*What is being asked*.
Retype the part of the Jake Zyrus text that opens with the words containing "In 2005, Zyrus" and closes with "finale, placing third.".

* Start Document segment *

Jake Zyrus (formerly known under the mononym Charice; born 10 May 1992) is a Filipino singer and television personality.

In 2007, after some appearances on Philippine television, Zyrus sang on The Ellen DeGeneres Show, and the following year, he made several international television appearances, including on The Oprah Winfrey Show. He then began performing in concerts with David Foster and Andrea Bocelli, among others. Zyrus released the studio album Charice in 2010; it entered the Billboard 200 at number eight, making it the first album of an Asian solo singer ever to land in the top 10. The single "Pyramid" from that album, featuring singer Iyaz, is Zyrus's most successful single to date, charting within the top 40 in a number of countries after its debut live performance on The Oprah Winfrey Show. He released further albums Chapter 10 in 2013 and Catharsis in 2016. 

Crossing over to acting on television, he joined the cast of TV series Glee later in 2010 as Sunshine Corazon. In 2011, "Before It Explodes", written by Bruno Mars, was released as the lead single from Zyrus's second international studio album, Infinity. Zyrus was one of the four judges of the Philippine version of The X Factor, on ABS-CBN, in 2012.

Zyrus came out as a gay woman in 2013. In 2017, he came out as a transgender male after having male chest reconstruction and beginning testosterone treatment. He adopted the name Jake Zyrus, and discontinued the use of the name "Charice Pempengco".

Early life
Zyrus was born as Charmaine Clarice Relucio Pempengco in Cabuyao, Laguna province, and was raised by single mother Racquel. To help support the family, Zyrus began to enter singing contests at the age of seven, from town fiestas in various provinces to singing competitions on TV, eventually competing in almost a hundred such contests.

In 2005, Zyrus joined Little Big Star, a talent show in the Philippines loosely patterned after American Idol. Eliminated after the first performance, Zyrus was called back as a wildcard contender and eventually became one of the finalists. Although a consistent top scorer in the final rounds, Zyrus did not win the title in the finale, placing third.

Zyrus made some minor appearances on local television shows and commercials, but essentially fell off the radar after Little Big Star. Only in 2007 did Zyrus gain worldwide recognition after an avid supporter, FalseVoice, started posting a series of performances on YouTube. These videos received over 15 million hits, making Zyrus an internet sensation.

Career

2007–2008: Discovery and early work
In June 2007, producers at Ten Songs/Productions, a music publishing company in Sweden, invited Zyrus to a demo-recording seeing online videos. Zyrus recorded seven songs—six covers and an original song called "Amazing", and was next invited to the South Korean talent show Star King on 13 October 2007, singing "And I Am Telling You I'm Not Going" and a duet of "A Whole New World" with Kyuhyun from Super Junior.

* End Document segment *
* Start Recorded data *

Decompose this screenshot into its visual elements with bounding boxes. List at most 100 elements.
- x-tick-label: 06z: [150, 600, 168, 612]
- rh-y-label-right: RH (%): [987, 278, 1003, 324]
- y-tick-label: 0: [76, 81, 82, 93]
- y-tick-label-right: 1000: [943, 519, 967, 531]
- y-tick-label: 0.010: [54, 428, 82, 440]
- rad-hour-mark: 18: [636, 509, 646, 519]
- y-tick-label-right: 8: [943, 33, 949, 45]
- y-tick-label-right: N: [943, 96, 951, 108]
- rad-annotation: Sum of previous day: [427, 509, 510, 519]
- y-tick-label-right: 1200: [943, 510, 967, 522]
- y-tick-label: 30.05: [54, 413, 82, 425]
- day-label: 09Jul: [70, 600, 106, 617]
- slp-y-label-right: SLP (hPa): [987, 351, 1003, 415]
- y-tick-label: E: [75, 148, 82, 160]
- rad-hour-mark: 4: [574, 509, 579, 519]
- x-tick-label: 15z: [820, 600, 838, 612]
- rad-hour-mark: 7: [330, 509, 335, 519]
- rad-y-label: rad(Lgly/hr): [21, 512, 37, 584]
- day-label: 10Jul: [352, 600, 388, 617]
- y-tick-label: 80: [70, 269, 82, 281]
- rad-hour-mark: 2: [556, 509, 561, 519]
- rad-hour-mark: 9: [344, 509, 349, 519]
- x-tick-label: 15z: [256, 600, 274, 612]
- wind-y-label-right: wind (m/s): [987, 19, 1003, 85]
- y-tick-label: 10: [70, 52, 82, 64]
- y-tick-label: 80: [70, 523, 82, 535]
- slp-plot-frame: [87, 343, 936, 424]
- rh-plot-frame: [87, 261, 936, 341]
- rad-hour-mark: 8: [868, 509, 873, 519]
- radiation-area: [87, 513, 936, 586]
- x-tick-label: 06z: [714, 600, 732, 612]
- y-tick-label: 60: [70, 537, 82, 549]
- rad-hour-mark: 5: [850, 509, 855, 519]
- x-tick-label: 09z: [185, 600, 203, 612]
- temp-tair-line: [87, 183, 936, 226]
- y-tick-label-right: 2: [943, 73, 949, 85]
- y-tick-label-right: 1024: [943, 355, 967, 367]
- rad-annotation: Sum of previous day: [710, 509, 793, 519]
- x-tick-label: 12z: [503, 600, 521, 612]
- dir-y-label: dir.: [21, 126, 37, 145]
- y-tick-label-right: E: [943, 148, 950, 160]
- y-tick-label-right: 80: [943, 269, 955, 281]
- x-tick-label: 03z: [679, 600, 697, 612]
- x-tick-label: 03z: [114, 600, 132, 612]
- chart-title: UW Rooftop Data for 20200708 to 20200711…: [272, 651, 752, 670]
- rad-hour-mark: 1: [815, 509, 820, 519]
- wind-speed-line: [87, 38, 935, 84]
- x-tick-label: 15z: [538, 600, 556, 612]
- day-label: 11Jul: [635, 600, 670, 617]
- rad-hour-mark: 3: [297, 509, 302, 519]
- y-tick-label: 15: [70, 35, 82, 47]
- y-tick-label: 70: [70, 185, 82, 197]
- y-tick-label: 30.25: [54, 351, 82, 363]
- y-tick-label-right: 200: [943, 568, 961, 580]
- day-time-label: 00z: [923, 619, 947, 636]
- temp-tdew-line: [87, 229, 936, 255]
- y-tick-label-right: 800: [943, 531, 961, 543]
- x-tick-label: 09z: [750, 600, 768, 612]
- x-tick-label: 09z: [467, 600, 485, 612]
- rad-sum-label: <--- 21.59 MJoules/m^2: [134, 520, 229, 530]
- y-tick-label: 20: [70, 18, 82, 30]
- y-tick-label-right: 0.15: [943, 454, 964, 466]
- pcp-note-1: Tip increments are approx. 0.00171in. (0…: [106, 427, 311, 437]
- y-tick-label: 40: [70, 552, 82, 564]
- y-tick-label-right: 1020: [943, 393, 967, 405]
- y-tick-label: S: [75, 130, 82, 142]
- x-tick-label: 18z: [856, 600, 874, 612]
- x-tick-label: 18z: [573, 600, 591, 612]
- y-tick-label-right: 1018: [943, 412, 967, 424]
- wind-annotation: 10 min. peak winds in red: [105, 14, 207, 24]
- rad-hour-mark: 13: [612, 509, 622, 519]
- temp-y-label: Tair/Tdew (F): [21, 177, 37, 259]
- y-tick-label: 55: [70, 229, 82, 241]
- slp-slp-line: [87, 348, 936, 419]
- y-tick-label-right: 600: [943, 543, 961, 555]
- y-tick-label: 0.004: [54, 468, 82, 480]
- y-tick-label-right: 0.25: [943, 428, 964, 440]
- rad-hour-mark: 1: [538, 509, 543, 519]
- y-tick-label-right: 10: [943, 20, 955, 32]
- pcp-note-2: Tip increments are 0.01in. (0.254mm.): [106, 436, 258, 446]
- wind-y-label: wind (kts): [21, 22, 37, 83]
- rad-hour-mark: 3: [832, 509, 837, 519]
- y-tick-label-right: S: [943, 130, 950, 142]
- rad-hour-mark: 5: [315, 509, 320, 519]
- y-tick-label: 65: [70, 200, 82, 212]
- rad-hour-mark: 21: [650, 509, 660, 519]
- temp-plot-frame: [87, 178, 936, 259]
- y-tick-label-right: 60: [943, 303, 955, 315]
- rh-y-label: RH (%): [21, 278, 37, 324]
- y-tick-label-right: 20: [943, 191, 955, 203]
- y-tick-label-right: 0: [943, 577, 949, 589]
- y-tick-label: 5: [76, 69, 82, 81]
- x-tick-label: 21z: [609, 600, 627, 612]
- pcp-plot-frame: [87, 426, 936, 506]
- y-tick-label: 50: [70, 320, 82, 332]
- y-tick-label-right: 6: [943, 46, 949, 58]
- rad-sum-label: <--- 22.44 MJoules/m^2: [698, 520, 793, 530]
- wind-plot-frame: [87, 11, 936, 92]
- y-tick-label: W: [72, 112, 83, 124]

* End Recorded data *

*Complete answer*.
In 2005, Zyrus joined Little Big Star, a talent show in the Philippines loosely patterned after American Idol. Eliminated after the first performance, Zyrus was called back as a wildcard contender and eventually became one of the finalists. Although a consistent top scorer in the final rounds, Zyrus did not win the title in the finale, placing third.